### EXTRACTED TEXT
⟨
From: Petr Mladek <pmladek@suse.com>
To: Andrew Morton <akpm@linux-foundation.org>,
Oleg Nesterov <oleg@redhat.com>, Tejun Heo <tj@kernel.org>,
Ingo Molnar <mingo@redhat.com>,
Peter Zijlstra <peterz@infradead.org>
Cc: Steven Rostedt <rostedt@goodmis.org>,
"Paul E. McKenney" <paulmck@linux.vnet.ibm.com>,
Josh Triplett <josh@joshtriplett.org>,
Thomas Gleixner <tglx@linutronix.de>,
Linus Torvalds <torvalds@linux-foundation.org>,
Jiri Kosina <jkosina@suse.cz>, Borislav Petkov <bp@suse.de>,
Michal Hocko <mhocko@suse.cz>,
linux-mm@kvack.org, Vlastimil Babka <vbabka@suse.cz>,
live-patching@vger.kernel.org, linux-api@vger.kernel.org,
linux-kernel@vger.kernel.org, Petr Mladek <pmladek@suse.com>
Subject: [RFC v2 10/18] ring_buffer: Do no not complete benchmark reader too early
Date: Mon, 21 Sep 2015 15:03:51 +0200 [thread overview]
Message-ID: <1442840639-6963-11-git-send-email-pmladek@suse.com> (raw)
In-Reply-To: <1442840639-6963-1-git-send-email-pmladek@suse.com>
It seems that complete(&read_done) might be called too early
in some situations.
1st scenario:
-------------
CPU0 CPU1
ring_buffer_producer_thread()
wake_up_process(consumer);
wait_for_completion(&read_start);
ring_buffer_consumer_thread()
complete(&read_start);
ring_buffer_producer()
# producing data in
# the do-while cycle
ring_buffer_consumer();
# reading data
# got error
# set kill_test = 1;
set_current_state(
TASK_INTERRUPTIBLE);
if (reader_finish) # false
schedule();
# producer still in the middle of
# do-while cycle
if (consumer && !(cnt % wakeup_interval))
wake_up_process(consumer);
# spurious wakeup
while (!reader_finish &&
!kill_test)
# leaving because
# kill_test == 1
reader_finish = 0;
complete(&read_done);
1st BANG: We might access uninitialized "read_done" if this is the
the first round.
# producer finally leaving
# the do-while cycle because kill_test == 1;
if (consumer) {
reader_finish = 1;
wake_up_process(consumer);
wait_for_completion(&read_done);
2nd BANG: This will never complete because consumer already did
the completion.
2nd scenario:
-------------
CPU0 CPU1
ring_buffer_producer_thread()
wake_up_process(consumer);
wait_for_completion(&read_start);
ring_buffer_consumer_thread()
complete(&read_start);
ring_buffer_producer()
⟩
Box annotation data
⟨
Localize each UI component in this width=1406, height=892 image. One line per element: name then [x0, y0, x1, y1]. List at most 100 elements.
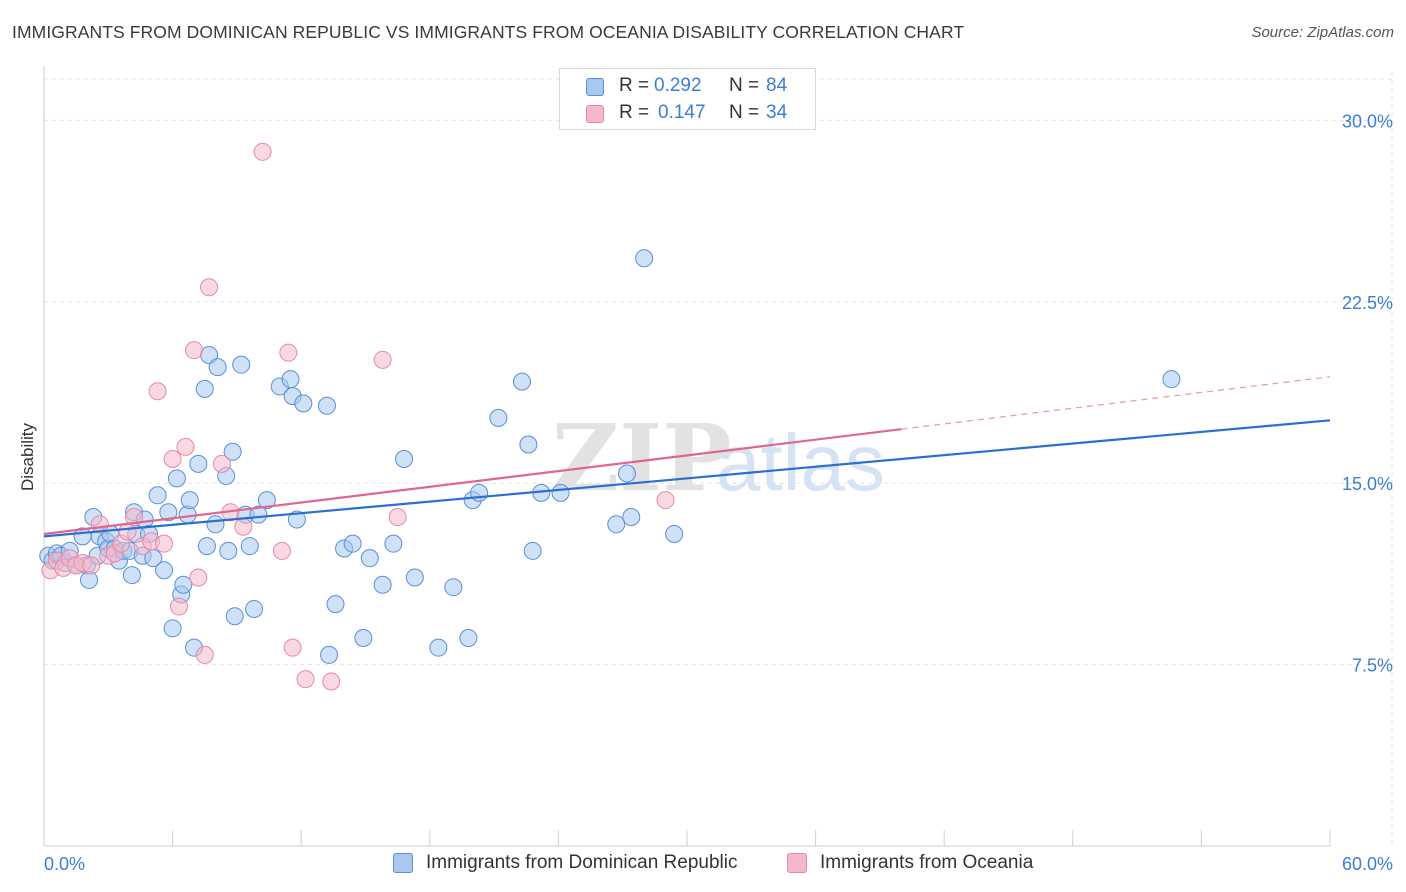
blue-data-point — [223, 442, 242, 461]
pink-trend-line — [43, 428, 902, 536]
pink-data-point — [253, 142, 272, 161]
pink-data-point — [155, 534, 174, 553]
blue-data-point — [429, 638, 448, 657]
chart-title: IMMIGRANTS FROM DOMINICAN REPUBLIC VS IM… — [12, 22, 965, 42]
blue-data-point — [281, 370, 300, 389]
blue-data-point — [249, 505, 268, 524]
blue-data-point — [354, 628, 373, 647]
pink-swatch — [586, 105, 604, 123]
blue-data-point — [405, 568, 424, 587]
blue-data-point — [317, 396, 336, 415]
blue-data-point — [665, 524, 684, 543]
pink-data-point — [200, 278, 219, 297]
pink-data-point — [82, 556, 101, 575]
blue-data-point — [622, 508, 641, 527]
blue-data-point — [167, 469, 186, 488]
pink-data-point — [185, 341, 204, 360]
n-label: N = — [729, 102, 760, 123]
blue-data-point — [208, 358, 227, 377]
y-tick-label: 30.0% — [1342, 111, 1393, 131]
r-label: R = — [619, 75, 650, 96]
pink-data-point — [279, 343, 298, 362]
pink-data-point — [373, 350, 392, 369]
blue-data-point — [635, 249, 654, 268]
pink-data-point — [234, 517, 253, 536]
blue-data-point — [1162, 370, 1181, 389]
blue-data-point — [519, 435, 538, 454]
blue-swatch — [586, 78, 604, 96]
data-points — [39, 142, 1181, 691]
pink-data-point — [189, 568, 208, 587]
pink-data-point — [125, 508, 144, 527]
blue-data-point — [444, 578, 463, 597]
blue-data-point — [232, 355, 251, 374]
legend-label: Immigrants from Oceania — [820, 852, 1034, 873]
n-value: 34 — [766, 102, 788, 123]
pink-data-point — [656, 491, 675, 510]
pink-data-point — [283, 638, 302, 657]
blue-data-point — [294, 394, 313, 413]
blue-data-point — [122, 566, 141, 585]
blue-data-point — [219, 541, 238, 560]
blue-data-point — [343, 534, 362, 553]
blue-data-point — [470, 483, 489, 502]
pink-data-point — [163, 450, 182, 468]
pink-data-point — [212, 454, 231, 473]
pink-trend-line-extension — [901, 376, 1331, 430]
stats-legend: R = 0.292 N = 84 R = 0.147 N = 34 — [559, 68, 816, 130]
blue-swatch — [393, 853, 413, 873]
axes — [43, 66, 1331, 847]
blue-data-point — [617, 464, 636, 483]
blue-data-point — [320, 645, 339, 664]
pink-data-point — [322, 672, 341, 691]
x-tick-label-max: 60.0% — [1342, 854, 1393, 874]
blue-data-point — [163, 619, 182, 638]
r-value: 0.147 — [658, 102, 706, 123]
blue-data-point — [197, 537, 216, 556]
pink-swatch — [787, 853, 807, 873]
y-tick-label: 7.5% — [1352, 656, 1393, 676]
x-tick-label-min: 0.0% — [44, 854, 85, 874]
trend-lines — [43, 376, 1331, 538]
blue-data-point — [195, 379, 214, 398]
blue-data-point — [240, 537, 259, 556]
source-label: Source: ZipAtlas.com — [1251, 24, 1394, 41]
blue-data-point — [245, 599, 264, 618]
pink-data-point — [176, 437, 195, 456]
blue-data-point — [225, 607, 244, 626]
blue-data-point — [373, 575, 392, 594]
blue-data-point — [512, 372, 531, 391]
pink-data-point — [148, 382, 167, 401]
r-label: R = — [619, 102, 650, 123]
blue-data-point — [180, 491, 199, 510]
pink-data-point — [170, 597, 189, 616]
legend-label: Immigrants from Dominican Republic — [426, 852, 738, 873]
blue-data-point — [395, 450, 414, 468]
blue-data-point — [148, 486, 167, 505]
blue-data-point — [206, 515, 225, 534]
pink-data-point — [388, 508, 407, 527]
blue-data-point — [489, 408, 508, 427]
blue-data-point — [384, 534, 403, 553]
blue-data-point — [189, 454, 208, 473]
blue-data-point — [174, 575, 193, 594]
y-tick-label: 22.5% — [1342, 293, 1393, 313]
blue-data-point — [326, 595, 345, 614]
blue-data-point — [551, 483, 570, 502]
tick-labels: 7.5% 15.0% 22.5% 30.0% 0.0% 60.0% — [44, 111, 1393, 874]
pink-data-point — [296, 670, 315, 689]
watermark-zip: ZIP — [552, 404, 731, 512]
r-value: 0.292 — [654, 75, 702, 96]
blue-data-point — [257, 491, 276, 510]
blue-data-point — [159, 503, 178, 522]
y-tick-label: 15.0% — [1342, 474, 1393, 494]
blue-data-point — [459, 628, 478, 647]
pink-data-point — [195, 645, 214, 664]
blue-data-point — [360, 549, 379, 568]
blue-data-point — [523, 541, 542, 560]
blue-trend-line — [43, 419, 1331, 538]
n-label: N = — [729, 75, 760, 96]
n-value: 84 — [766, 75, 788, 96]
⟩
### EXERCISE TASKS
- A) In the ring buffer patch message, why does the second BANG say the producer's wait_for_completion(&read_done) will never complete?
- B) Write the next part of the ring buffer patch message, starting after its last line.
The records were taken from a different source than the text.

### THE ANSWERS
- A) It will never complete because the consumer already did the completion.

- B)
# CPU3 removes the module <--- difference from
# and stops producer <--- the 1st scenario
if (kthread_should_stop())
kill_test = 1;
ring_buffer_consumer();
while (!reader_finish &&
!kill_test)
# kill_test == 1 => we never go
# into the top level while()
reader_finish = 0;
complete(&read_done);
# producer still in the middle of
# do-while cycle
if (consumer && !(cnt % wakeup_interval))
wake_up_process(consumer);
# spurious wakeup
while (!reader_finish &&
!kill_test)
# leaving because kill_test == 1
reader_finish = 0;
complete(&read_done);
BANG: We are in the same "bang" situations as in the 1st scenario.
Root of the problem:
--------------------
ring_buffer_consumer() must complete "read_done" only when "reader_finish"
variable is set. It must not be skipped due to other conditions.
Note that we still must keep the check for "reader_finish" in a loop
because there might be spurious wakeups as described in the
above scenarios.
Solution:
----------
The top level cycle in ring_buffer_consumer() will finish only when
"reader_finish" is set. The data will be read in "while-do" cycle
so that they are not read after an error (kill_test == 1)
or a spurious wake up.
In addition, "reader_finish" is manipulated by the producer thread.
Therefore we add READ_ONCE() to make sure that the fresh value is
read in each cycle. Also we add the corresponding barrier
to synchronize the sleep check.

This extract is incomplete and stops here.